Return the full listing exactly as it is written.
____________________
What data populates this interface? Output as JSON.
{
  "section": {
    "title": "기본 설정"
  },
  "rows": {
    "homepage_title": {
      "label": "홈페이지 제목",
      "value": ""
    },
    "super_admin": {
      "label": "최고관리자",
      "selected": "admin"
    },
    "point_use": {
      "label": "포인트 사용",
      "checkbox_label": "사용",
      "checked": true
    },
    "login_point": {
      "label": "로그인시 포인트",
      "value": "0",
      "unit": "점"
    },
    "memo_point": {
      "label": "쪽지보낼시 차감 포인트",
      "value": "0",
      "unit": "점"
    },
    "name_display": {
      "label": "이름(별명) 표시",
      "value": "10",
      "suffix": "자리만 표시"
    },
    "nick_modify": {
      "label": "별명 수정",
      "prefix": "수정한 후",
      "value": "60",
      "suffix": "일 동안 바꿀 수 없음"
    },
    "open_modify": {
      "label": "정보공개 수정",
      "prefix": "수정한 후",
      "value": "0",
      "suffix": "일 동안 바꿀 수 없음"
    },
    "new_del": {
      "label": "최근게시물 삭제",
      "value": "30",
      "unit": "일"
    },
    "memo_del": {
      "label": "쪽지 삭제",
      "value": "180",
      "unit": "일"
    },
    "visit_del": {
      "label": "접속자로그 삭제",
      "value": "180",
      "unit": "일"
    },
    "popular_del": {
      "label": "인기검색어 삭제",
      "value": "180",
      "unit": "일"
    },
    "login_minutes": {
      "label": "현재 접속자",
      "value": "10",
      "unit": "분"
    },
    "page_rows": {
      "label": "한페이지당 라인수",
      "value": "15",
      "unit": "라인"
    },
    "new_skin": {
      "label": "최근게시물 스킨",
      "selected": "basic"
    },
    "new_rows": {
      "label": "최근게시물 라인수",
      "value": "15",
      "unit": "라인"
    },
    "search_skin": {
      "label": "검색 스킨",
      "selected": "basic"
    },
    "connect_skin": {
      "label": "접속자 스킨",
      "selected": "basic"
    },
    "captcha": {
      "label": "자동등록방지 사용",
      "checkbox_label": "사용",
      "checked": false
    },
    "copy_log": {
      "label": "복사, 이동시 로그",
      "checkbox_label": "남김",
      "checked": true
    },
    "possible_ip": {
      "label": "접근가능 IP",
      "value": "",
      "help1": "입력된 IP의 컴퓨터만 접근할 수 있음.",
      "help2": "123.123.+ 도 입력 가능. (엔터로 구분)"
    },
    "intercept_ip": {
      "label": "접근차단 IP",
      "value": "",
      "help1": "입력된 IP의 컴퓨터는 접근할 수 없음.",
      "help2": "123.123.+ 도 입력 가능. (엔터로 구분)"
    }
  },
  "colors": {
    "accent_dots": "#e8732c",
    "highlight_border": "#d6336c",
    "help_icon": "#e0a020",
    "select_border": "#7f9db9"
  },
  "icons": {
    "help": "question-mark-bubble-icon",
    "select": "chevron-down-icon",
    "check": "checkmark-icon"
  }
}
____________________
• **Correct answer**:
What data populates this interface? Output as JSON.
{
  "section": {
    "title": "기본 설정"
  },
  "rows": {
    "homepage_title": {
      "label": "홈페이지 제목",
      "value": ""
    },
    "super_admin": {
      "label": "최고관리자",
      "selected": "admin"
    },
    "point_use": {
      "label": "포인트 사용",
      "checkbox_label": "사용",
      "checked": true
    },
    "login_point": {
      "label": "로그인시 포인트",
      "value": "0",
      "unit": "점"
    },
    "memo_point": {
      "label": "쪽지보낼시 차감 포인트",
      "value": "0",
      "unit": "점"
    },
    "name_display": {
      "label": "이름(별명) 표시",
      "value": "10",
      "suffix": "자리만 표시"
    },
    "nick_modify": {
      "label": "별명 수정",
      "prefix": "수정한 후",
      "value": "60",
      "suffix": "일 동안 바꿀 수 없음"
    },
    "open_modify": {
      "label": "정보공개 수정",
      "prefix": "수정한 후",
      "value": "0",
      "suffix": "일 동안 바꿀 수 없음"
    },
    "new_del": {
      "label": "최근게시물 삭제",
      "value": "30",
      "unit": "일"
    },
    "memo_del": {
      "label": "쪽지 삭제",
      "value": "180",
      "unit": "일"
    },
    "visit_del": {
      "label": "접속자로그 삭제",
      "value": "180",
      "unit": "일"
    },
    "popular_del": {
      "label": "인기검색어 삭제",
      "value": "180",
      "unit": "일"
    },
    "login_minutes": {
      "label": "현재 접속자",
      "value": "10",
      "unit": "분"
    },
    "page_rows": {
      "label": "한페이지당 라인수",
      "value": "15",
      "unit": "라인"
    },
    "new_skin": {
      "label": "최근게시물 스킨",
      "selected": "basic"
    },
    "new_rows": {
      "label": "최근게시물 라인수",
      "value": "15",
      "unit": "라인"
    },
    "search_skin": {
      "label": "검색 스킨",
      "selected": "basic"
    },
    "connect_skin": {
      "label": "접속자 스킨",
      "selected": "basic"
    },
    "captcha": {
      "label": "자동등록방지 사용",
      "checkbox_label": "사용",
      "checked": false
    },
    "copy_log": {
      "label": "복사, 이동시 로그",
      "checkbox_label": "남김",
      "checked": true
    },
    "possible_ip": {
      "label": "접근가능 IP",
      "value": "",
      "help1": "입력된 IP의 컴퓨터만 접근할 수 있음.",
      "help2": "123.123.+ 도 입력 가능. (엔터로 구분)"
    },
    "intercept_ip": {
      "label": "접근차단 IP",
      "value": "",
      "help1": "입력된 IP의 컴퓨터는 접근할 수 없음.",
      "help2": "123.123.+ 도 입력 가능. (엔터로 구분)"
    }
  },
  "colors": {
    "accent_dots": "#e8732c",
    "highlight_border": "#d6336c",
    "help_icon": "#e0a020",
    "select_border": "#7f9db9"
  },
  "icons": {
    "help": "question-mark-bubble-icon",
    "select": "chevron-down-icon",
    "check": "checkmark-icon"
  }
}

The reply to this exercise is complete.